▶ TASK TO CARRY OUT: Check each line of the records below for the word "утвержденной" and copy those where it appears.

──────────────────────────────

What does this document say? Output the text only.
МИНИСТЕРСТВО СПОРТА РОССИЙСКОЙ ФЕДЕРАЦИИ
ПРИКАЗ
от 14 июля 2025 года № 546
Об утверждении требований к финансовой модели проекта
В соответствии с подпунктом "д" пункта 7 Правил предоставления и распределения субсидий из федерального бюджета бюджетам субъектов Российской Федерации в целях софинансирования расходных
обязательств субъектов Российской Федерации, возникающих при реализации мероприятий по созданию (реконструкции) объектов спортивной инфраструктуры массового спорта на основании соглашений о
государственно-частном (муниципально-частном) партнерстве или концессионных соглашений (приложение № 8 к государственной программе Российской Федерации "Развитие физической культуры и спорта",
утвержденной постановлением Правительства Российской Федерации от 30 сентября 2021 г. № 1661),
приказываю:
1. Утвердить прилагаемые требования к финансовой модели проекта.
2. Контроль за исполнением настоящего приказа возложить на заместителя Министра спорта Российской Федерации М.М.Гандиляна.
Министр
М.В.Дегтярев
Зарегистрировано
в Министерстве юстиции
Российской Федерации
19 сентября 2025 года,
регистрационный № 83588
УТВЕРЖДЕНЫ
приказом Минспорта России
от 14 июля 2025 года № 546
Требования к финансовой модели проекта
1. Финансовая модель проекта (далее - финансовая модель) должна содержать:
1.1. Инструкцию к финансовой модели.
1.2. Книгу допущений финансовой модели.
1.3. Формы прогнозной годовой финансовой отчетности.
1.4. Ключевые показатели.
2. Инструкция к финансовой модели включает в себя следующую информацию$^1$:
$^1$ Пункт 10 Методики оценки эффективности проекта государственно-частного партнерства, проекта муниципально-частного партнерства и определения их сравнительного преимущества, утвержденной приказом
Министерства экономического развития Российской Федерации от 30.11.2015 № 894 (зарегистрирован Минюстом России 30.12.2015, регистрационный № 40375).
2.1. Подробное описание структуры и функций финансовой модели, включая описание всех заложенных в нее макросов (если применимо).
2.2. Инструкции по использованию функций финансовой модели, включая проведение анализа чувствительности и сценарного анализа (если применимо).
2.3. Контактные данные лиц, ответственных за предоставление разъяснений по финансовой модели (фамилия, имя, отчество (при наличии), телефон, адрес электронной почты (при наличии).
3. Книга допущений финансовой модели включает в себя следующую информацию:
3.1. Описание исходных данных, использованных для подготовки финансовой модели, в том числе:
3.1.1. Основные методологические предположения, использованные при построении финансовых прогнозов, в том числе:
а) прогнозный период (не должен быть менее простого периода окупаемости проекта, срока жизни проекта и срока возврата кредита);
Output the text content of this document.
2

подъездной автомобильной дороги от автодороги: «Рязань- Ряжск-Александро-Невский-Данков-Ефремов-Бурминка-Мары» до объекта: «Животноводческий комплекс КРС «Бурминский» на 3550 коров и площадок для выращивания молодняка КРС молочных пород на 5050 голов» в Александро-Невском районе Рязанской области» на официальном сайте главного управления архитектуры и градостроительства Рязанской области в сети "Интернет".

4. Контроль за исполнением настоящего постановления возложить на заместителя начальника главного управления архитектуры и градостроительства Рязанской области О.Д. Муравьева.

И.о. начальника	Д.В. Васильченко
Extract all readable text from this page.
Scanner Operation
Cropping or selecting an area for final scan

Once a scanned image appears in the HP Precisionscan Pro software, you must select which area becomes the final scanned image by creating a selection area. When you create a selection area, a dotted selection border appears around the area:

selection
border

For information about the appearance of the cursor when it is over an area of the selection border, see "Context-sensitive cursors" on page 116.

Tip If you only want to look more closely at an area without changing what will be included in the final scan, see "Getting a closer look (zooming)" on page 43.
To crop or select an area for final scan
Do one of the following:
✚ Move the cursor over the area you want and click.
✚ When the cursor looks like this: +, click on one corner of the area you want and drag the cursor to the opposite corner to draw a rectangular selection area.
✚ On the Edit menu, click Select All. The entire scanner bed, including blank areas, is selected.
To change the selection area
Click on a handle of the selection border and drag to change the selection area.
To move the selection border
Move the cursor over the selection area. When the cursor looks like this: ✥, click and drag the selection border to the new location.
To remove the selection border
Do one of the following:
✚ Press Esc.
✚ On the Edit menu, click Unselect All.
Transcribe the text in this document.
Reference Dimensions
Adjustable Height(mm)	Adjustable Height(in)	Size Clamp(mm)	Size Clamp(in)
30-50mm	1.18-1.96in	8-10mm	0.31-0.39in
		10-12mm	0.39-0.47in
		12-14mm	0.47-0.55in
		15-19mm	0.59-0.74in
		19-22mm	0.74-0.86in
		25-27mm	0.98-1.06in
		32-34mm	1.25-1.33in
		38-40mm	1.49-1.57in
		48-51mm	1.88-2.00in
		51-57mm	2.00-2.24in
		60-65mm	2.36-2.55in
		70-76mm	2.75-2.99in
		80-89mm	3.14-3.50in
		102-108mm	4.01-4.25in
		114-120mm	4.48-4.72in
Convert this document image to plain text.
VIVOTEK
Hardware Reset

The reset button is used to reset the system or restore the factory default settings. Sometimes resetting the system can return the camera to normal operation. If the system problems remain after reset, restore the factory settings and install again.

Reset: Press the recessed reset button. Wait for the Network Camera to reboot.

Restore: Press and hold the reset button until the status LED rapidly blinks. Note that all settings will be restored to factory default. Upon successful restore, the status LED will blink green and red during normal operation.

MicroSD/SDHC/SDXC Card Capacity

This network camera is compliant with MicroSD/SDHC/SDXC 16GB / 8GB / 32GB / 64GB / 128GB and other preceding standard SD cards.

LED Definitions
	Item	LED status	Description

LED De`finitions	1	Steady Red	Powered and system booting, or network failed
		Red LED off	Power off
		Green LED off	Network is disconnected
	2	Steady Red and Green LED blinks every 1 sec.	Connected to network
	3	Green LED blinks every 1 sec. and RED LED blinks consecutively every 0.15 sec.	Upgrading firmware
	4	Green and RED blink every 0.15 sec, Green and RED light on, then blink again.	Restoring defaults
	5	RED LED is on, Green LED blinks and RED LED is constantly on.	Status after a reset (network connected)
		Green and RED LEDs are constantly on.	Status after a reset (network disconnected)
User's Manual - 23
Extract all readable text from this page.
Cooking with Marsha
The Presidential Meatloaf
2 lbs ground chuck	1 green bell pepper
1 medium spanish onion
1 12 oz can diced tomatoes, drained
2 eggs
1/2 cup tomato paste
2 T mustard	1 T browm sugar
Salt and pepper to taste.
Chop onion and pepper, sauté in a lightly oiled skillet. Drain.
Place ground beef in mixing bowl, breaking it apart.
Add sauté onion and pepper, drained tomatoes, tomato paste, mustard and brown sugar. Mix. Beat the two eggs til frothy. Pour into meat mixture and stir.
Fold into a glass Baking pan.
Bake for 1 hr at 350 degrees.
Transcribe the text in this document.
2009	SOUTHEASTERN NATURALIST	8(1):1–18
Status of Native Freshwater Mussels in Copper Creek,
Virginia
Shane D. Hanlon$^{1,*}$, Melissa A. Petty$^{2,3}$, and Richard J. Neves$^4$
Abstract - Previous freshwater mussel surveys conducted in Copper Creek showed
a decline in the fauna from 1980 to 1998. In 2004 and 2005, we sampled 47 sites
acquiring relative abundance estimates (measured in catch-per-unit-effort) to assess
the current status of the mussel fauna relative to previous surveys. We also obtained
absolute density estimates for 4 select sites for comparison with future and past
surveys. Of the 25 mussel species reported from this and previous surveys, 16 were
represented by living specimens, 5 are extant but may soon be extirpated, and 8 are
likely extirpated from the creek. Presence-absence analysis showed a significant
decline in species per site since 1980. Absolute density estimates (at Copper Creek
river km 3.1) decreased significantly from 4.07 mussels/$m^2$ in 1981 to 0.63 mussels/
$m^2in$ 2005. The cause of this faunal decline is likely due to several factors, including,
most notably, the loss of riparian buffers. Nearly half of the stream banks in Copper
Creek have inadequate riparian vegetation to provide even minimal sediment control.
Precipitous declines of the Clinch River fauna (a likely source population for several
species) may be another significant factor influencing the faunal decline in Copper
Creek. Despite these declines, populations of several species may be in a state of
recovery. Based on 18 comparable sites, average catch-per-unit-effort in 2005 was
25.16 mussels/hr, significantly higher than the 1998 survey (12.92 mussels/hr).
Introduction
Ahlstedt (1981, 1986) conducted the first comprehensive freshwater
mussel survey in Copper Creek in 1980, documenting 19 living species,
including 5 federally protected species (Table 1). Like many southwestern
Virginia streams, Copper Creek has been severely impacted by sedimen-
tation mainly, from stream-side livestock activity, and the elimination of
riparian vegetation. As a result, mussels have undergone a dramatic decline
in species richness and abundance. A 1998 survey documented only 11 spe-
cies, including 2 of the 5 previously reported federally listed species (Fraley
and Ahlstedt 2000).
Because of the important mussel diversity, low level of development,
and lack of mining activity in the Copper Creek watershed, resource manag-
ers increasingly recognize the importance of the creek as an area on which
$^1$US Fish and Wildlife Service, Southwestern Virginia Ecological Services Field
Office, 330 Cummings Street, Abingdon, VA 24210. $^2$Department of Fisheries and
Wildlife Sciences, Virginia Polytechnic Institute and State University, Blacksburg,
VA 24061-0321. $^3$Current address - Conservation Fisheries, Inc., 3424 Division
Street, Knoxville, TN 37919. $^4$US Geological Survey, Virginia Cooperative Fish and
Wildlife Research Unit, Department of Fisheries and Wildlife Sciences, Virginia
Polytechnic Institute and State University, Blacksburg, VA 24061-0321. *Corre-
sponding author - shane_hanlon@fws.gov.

──────────────────────────────

▶ FULL SOLUTION:
утвержденной постановлением Правительства Российской Федерации от 30 сентября 2021 г. № 1661),
$^1$ Пункт 10 Методики оценки эффективности проекта государственно-частного партнерства, проекта муниципально-частного партнерства и определения их сравнительного преимущества, утвержденной приказом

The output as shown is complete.